DIRECTIONS FOR THIS TASK: Extract every line of the listing below verbatim, leaving out the pictures.

=== EXTRACTED MATERIAL ===

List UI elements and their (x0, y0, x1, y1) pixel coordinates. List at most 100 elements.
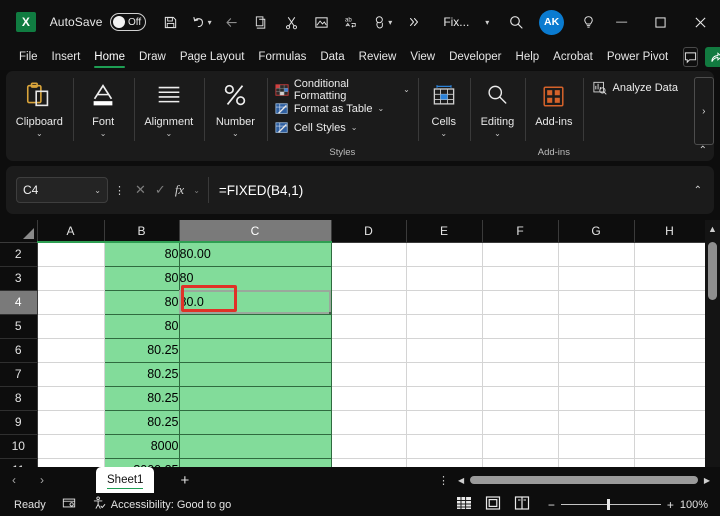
lightbulb-icon[interactable] (576, 9, 602, 35)
cell-G11[interactable] (558, 458, 635, 467)
column-header-c[interactable]: C (179, 220, 332, 243)
touch-mode-icon[interactable]: ▾ (369, 9, 396, 35)
minimize-button[interactable]: — (602, 7, 641, 37)
more-commands-icon[interactable] (401, 9, 427, 35)
paste-special-icon[interactable] (309, 9, 335, 35)
cell-F2[interactable] (482, 242, 559, 267)
vertical-scroll-thumb[interactable] (708, 242, 717, 300)
tab-insert[interactable]: Insert (45, 49, 88, 66)
cell-B9[interactable]: 80.25 (104, 410, 180, 435)
column-header-d[interactable]: D (331, 220, 407, 243)
cell-A5[interactable] (37, 314, 105, 339)
insert-function-icon[interactable]: fx (175, 182, 184, 198)
accessibility-status[interactable]: Accessibility: Good to go (92, 496, 231, 513)
cell-F9[interactable] (482, 410, 559, 435)
cell-E8[interactable] (406, 386, 483, 411)
next-sheet-arrow-icon[interactable]: › (28, 473, 56, 487)
zoom-slider-track[interactable] (560, 499, 661, 510)
cell-G10[interactable] (558, 434, 635, 459)
cell-G7[interactable] (558, 362, 635, 387)
zoom-out-button[interactable]: − (548, 498, 555, 512)
ribbon-group-alignment[interactable]: Alignment ⌄ (133, 71, 204, 161)
cell-F11[interactable] (482, 458, 559, 467)
redo-back-icon[interactable] (219, 9, 245, 35)
cell-C5[interactable] (179, 314, 332, 339)
column-header-g[interactable]: G (558, 220, 635, 243)
cell-G6[interactable] (558, 338, 635, 363)
cell-C4[interactable]: 80.0 (179, 290, 332, 315)
cell-A6[interactable] (37, 338, 105, 363)
cell-H5[interactable] (634, 314, 706, 339)
insert-function-caret-icon[interactable]: ⌄ (193, 186, 200, 195)
cut-icon[interactable] (279, 9, 305, 35)
cell-F8[interactable] (482, 386, 559, 411)
vertical-scrollbar[interactable]: ▲ (705, 220, 720, 467)
cells-caret-icon[interactable]: ⌄ (440, 129, 447, 138)
cell-C8[interactable] (179, 386, 332, 411)
clipboard-caret-icon[interactable]: ⌄ (36, 129, 43, 138)
row-header-5[interactable]: 5 (0, 314, 38, 339)
cell-D5[interactable] (331, 314, 407, 339)
tab-data[interactable]: Data (313, 49, 351, 66)
conditional-formatting-button[interactable]: Conditional Formatting ⌄ (275, 78, 410, 102)
autosave-toggle[interactable]: Off (109, 13, 146, 31)
cell-B2[interactable]: 80 (104, 242, 180, 267)
cell-E5[interactable] (406, 314, 483, 339)
cell-E9[interactable] (406, 410, 483, 435)
cell-D6[interactable] (331, 338, 407, 363)
row-header-7[interactable]: 7 (0, 362, 38, 387)
cell-G5[interactable] (558, 314, 635, 339)
tab-help[interactable]: Help (509, 49, 547, 66)
prev-sheet-arrow-icon[interactable]: ‹ (0, 473, 28, 487)
undo-caret-icon[interactable]: ▾ (208, 18, 212, 27)
cell-G9[interactable] (558, 410, 635, 435)
cell-E11[interactable] (406, 458, 483, 467)
tab-review[interactable]: Review (352, 49, 404, 66)
tab-file[interactable]: File (12, 49, 45, 66)
maximize-button[interactable] (641, 7, 680, 37)
cell-A3[interactable] (37, 266, 105, 291)
cell-E2[interactable] (406, 242, 483, 267)
copy-icon[interactable] (249, 9, 275, 35)
cell-B10[interactable]: 8000 (104, 434, 180, 459)
cell-H6[interactable] (634, 338, 706, 363)
cell-D2[interactable] (331, 242, 407, 267)
cell-E10[interactable] (406, 434, 483, 459)
cell-A11[interactable] (37, 458, 105, 467)
cell-A2[interactable] (37, 242, 105, 267)
tab-view[interactable]: View (403, 49, 442, 66)
cell-F6[interactable] (482, 338, 559, 363)
document-title[interactable]: Fix... (443, 15, 469, 29)
row-header-2[interactable]: 2 (0, 242, 38, 267)
cell-D4[interactable] (331, 290, 407, 315)
scroll-up-arrow-icon[interactable]: ▲ (705, 220, 720, 238)
comment-icon[interactable] (683, 47, 699, 67)
undo-icon[interactable]: ▾ (188, 9, 215, 35)
formula-input[interactable]: =FIXED(B4,1) (209, 183, 688, 198)
row-header-3[interactable]: 3 (0, 266, 38, 291)
cell-A10[interactable] (37, 434, 105, 459)
cell-C7[interactable] (179, 362, 332, 387)
cell-B7[interactable]: 80.25 (104, 362, 180, 387)
name-box-caret-icon[interactable]: ⌄ (94, 186, 101, 195)
collapse-ribbon-icon[interactable]: ⌃ (699, 145, 707, 156)
name-box[interactable]: C4 ⌄ (16, 177, 108, 203)
zoom-in-button[interactable]: + (667, 498, 674, 512)
format-as-table-button[interactable]: Format as Table ⌄ (275, 99, 384, 118)
cell-H7[interactable] (634, 362, 706, 387)
cell-E4[interactable] (406, 290, 483, 315)
cell-F5[interactable] (482, 314, 559, 339)
row-header-9[interactable]: 9 (0, 410, 38, 435)
cell-A8[interactable] (37, 386, 105, 411)
conditional-formatting-caret-icon[interactable]: ⌄ (403, 85, 410, 94)
cell-C2[interactable]: 80.00 (179, 242, 332, 267)
format-as-table-caret-icon[interactable]: ⌄ (378, 104, 385, 113)
ribbon-group-clipboard[interactable]: Clipboard ⌄ (6, 71, 73, 161)
cell-B5[interactable]: 80 (104, 314, 180, 339)
cell-E6[interactable] (406, 338, 483, 363)
close-button[interactable] (681, 7, 720, 37)
cell-styles-caret-icon[interactable]: ⌄ (351, 123, 358, 132)
column-header-h[interactable]: H (634, 220, 706, 243)
cell-D7[interactable] (331, 362, 407, 387)
cell-D8[interactable] (331, 386, 407, 411)
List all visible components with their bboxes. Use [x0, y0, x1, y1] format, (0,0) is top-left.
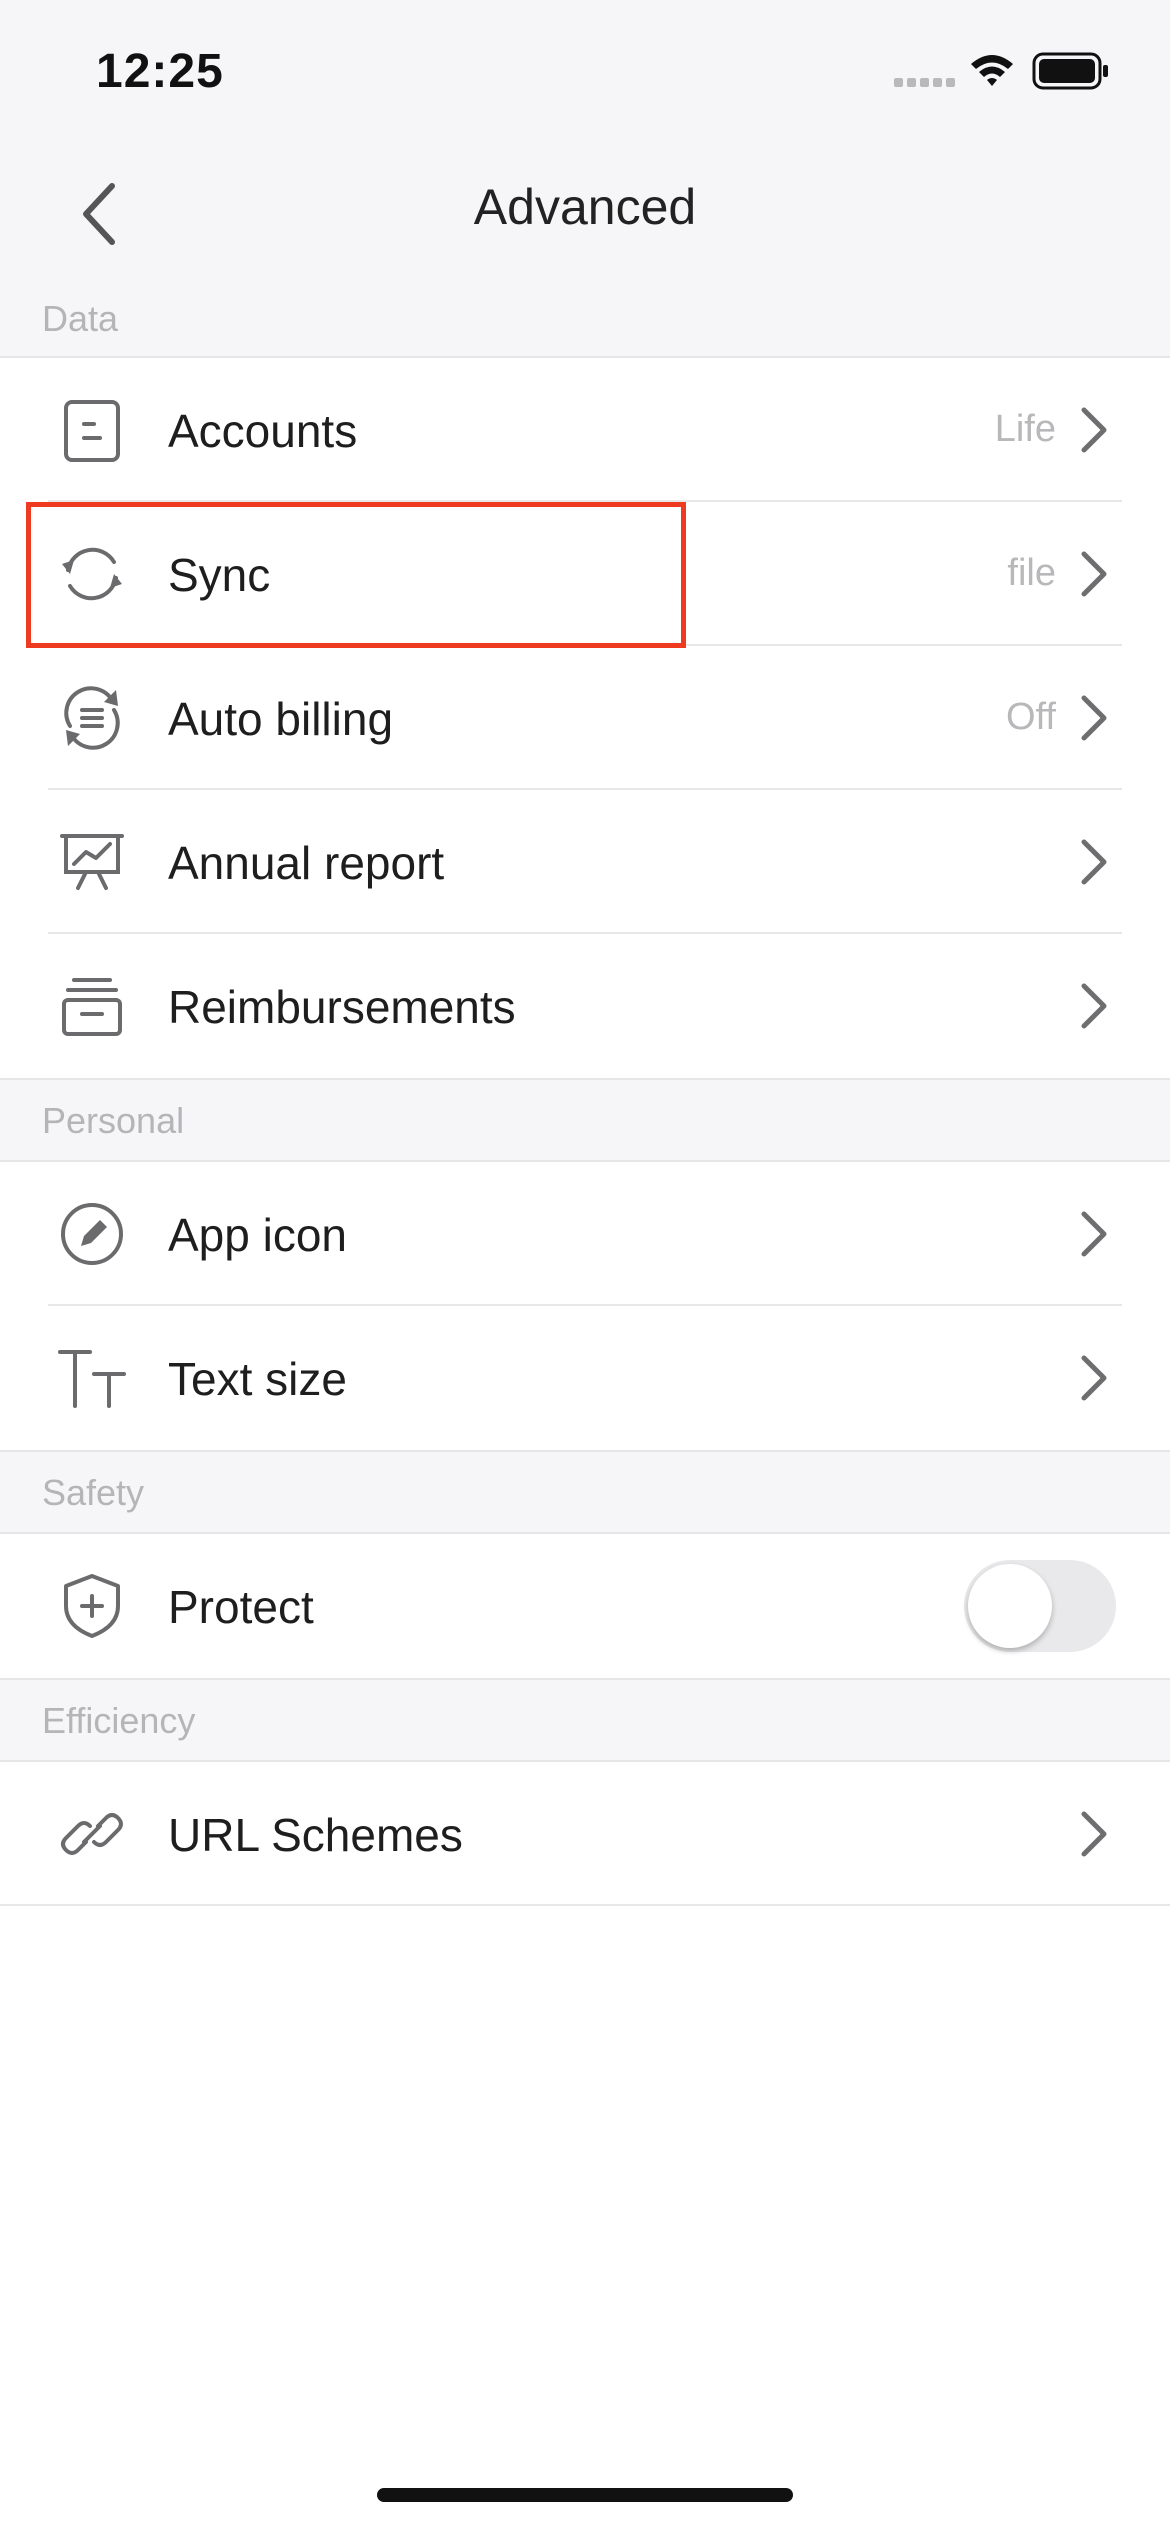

===

WRITTEN ANSWER:
List UI elements and their (x0, y0, x1, y1) pixel coordinates. List at most 100 elements.
lightbulb-icon[interactable] (576, 9, 602, 35)
cell-G11[interactable] (558, 458, 635, 467)
column-header-c[interactable]: C (179, 220, 332, 243)
touch-mode-icon[interactable]: ▾ (369, 9, 396, 35)
minimize-button[interactable]: — (602, 7, 641, 37)
more-commands-icon[interactable] (401, 9, 427, 35)
paste-special-icon[interactable] (309, 9, 335, 35)
cell-F2[interactable] (482, 242, 559, 267)
vertical-scroll-thumb[interactable] (708, 242, 717, 300)
tab-insert[interactable]: Insert (45, 49, 88, 66)
cell-B9[interactable]: 80.25 (104, 410, 180, 435)
column-header-d[interactable]: D (331, 220, 407, 243)
cell-A5[interactable] (37, 314, 105, 339)
insert-function-icon[interactable]: fx (175, 182, 184, 198)
accessibility-status[interactable]: Accessibility: Good to go (92, 496, 231, 513)
cell-F9[interactable] (482, 410, 559, 435)
cell-E8[interactable] (406, 386, 483, 411)
next-sheet-arrow-icon[interactable]: › (28, 473, 56, 487)
zoom-slider-track[interactable] (560, 499, 661, 510)
cell-G10[interactable] (558, 434, 635, 459)
cell-G7[interactable] (558, 362, 635, 387)
zoom-out-button[interactable]: − (548, 498, 555, 512)
ribbon-group-alignment[interactable]: Alignment ⌄ (133, 71, 204, 161)
cell-F11[interactable] (482, 458, 559, 467)
redo-back-icon[interactable] (219, 9, 245, 35)
cell-C5[interactable] (179, 314, 332, 339)
column-header-g[interactable]: G (558, 220, 635, 243)
cell-G6[interactable] (558, 338, 635, 363)
cell-C4[interactable]: 80.0 (179, 290, 332, 315)
cell-A6[interactable] (37, 338, 105, 363)
cell-H5[interactable] (634, 314, 706, 339)
insert-function-caret-icon[interactable]: ⌄ (193, 186, 200, 195)
cut-icon[interactable] (279, 9, 305, 35)
cell-F8[interactable] (482, 386, 559, 411)
vertical-scrollbar[interactable]: ▲ (705, 220, 720, 467)
cells-caret-icon[interactable]: ⌄ (440, 129, 447, 138)
cell-C8[interactable] (179, 386, 332, 411)
clipboard-caret-icon[interactable]: ⌄ (36, 129, 43, 138)
row-header-5[interactable]: 5 (0, 314, 38, 339)
cell-D5[interactable] (331, 314, 407, 339)
tab-data[interactable]: Data (313, 49, 351, 66)
conditional-formatting-button[interactable]: Conditional Formatting ⌄ (275, 78, 410, 102)
autosave-toggle[interactable]: Off (109, 13, 146, 31)
cell-B2[interactable]: 80 (104, 242, 180, 267)
cell-E5[interactable] (406, 314, 483, 339)
cell-E9[interactable] (406, 410, 483, 435)
cell-D6[interactable] (331, 338, 407, 363)
row-header-7[interactable]: 7 (0, 362, 38, 387)
cell-G5[interactable] (558, 314, 635, 339)
tab-help[interactable]: Help (509, 49, 547, 66)
prev-sheet-arrow-icon[interactable]: ‹ (0, 473, 28, 487)
undo-caret-icon[interactable]: ▾ (208, 18, 212, 27)
cell-G9[interactable] (558, 410, 635, 435)
cell-E11[interactable] (406, 458, 483, 467)
tab-review[interactable]: Review (352, 49, 404, 66)
tab-file[interactable]: File (12, 49, 45, 66)
maximize-button[interactable] (641, 7, 680, 37)
cell-A3[interactable] (37, 266, 105, 291)
cell-E2[interactable] (406, 242, 483, 267)
copy-icon[interactable] (249, 9, 275, 35)
cell-B10[interactable]: 8000 (104, 434, 180, 459)
cell-H6[interactable] (634, 338, 706, 363)
cell-D2[interactable] (331, 242, 407, 267)
cell-E10[interactable] (406, 434, 483, 459)
cell-A11[interactable] (37, 458, 105, 467)
cell-A2[interactable] (37, 242, 105, 267)
tab-view[interactable]: View (403, 49, 442, 66)
cell-F6[interactable] (482, 338, 559, 363)
document-title[interactable]: Fix... (443, 15, 469, 29)
row-header-2[interactable]: 2 (0, 242, 38, 267)
cell-D4[interactable] (331, 290, 407, 315)
scroll-up-arrow-icon[interactable]: ▲ (705, 220, 720, 238)
comment-icon[interactable] (683, 47, 699, 67)
undo-icon[interactable]: ▾ (188, 9, 215, 35)
formula-input[interactable]: =FIXED(B4,1) (209, 183, 688, 198)
row-header-3[interactable]: 3 (0, 266, 38, 291)
cell-A10[interactable] (37, 434, 105, 459)
cell-C7[interactable] (179, 362, 332, 387)
cell-B7[interactable]: 80.25 (104, 362, 180, 387)
name-box-caret-icon[interactable]: ⌄ (94, 186, 101, 195)
collapse-ribbon-icon[interactable]: ⌃ (699, 145, 707, 156)
name-box[interactable]: C4 ⌄ (16, 177, 108, 203)
zoom-in-button[interactable]: + (667, 498, 674, 512)
format-as-table-button[interactable]: Format as Table ⌄ (275, 99, 384, 118)
cell-H7[interactable] (634, 362, 706, 387)
cell-E4[interactable] (406, 290, 483, 315)
cell-F5[interactable] (482, 314, 559, 339)
row-header-9[interactable]: 9 (0, 410, 38, 435)
cell-A8[interactable] (37, 386, 105, 411)
conditional-formatting-caret-icon[interactable]: ⌄ (403, 85, 410, 94)
cell-C2[interactable]: 80.00 (179, 242, 332, 267)
format-as-table-caret-icon[interactable]: ⌄ (378, 104, 385, 113)
ribbon-group-clipboard[interactable]: Clipboard ⌄ (6, 71, 73, 161)
cell-B5[interactable]: 80 (104, 314, 180, 339)
cell-E6[interactable] (406, 338, 483, 363)
close-button[interactable] (681, 7, 720, 37)
cell-styles-caret-icon[interactable]: ⌄ (351, 123, 358, 132)
column-header-h[interactable]: H (634, 220, 706, 243)
cell-D7[interactable] (331, 362, 407, 387)
cell-D8[interactable] (331, 386, 407, 411)
List all visible components with their bboxes. Use [x0, y0, x1, y1] format, (0,0) is top-left.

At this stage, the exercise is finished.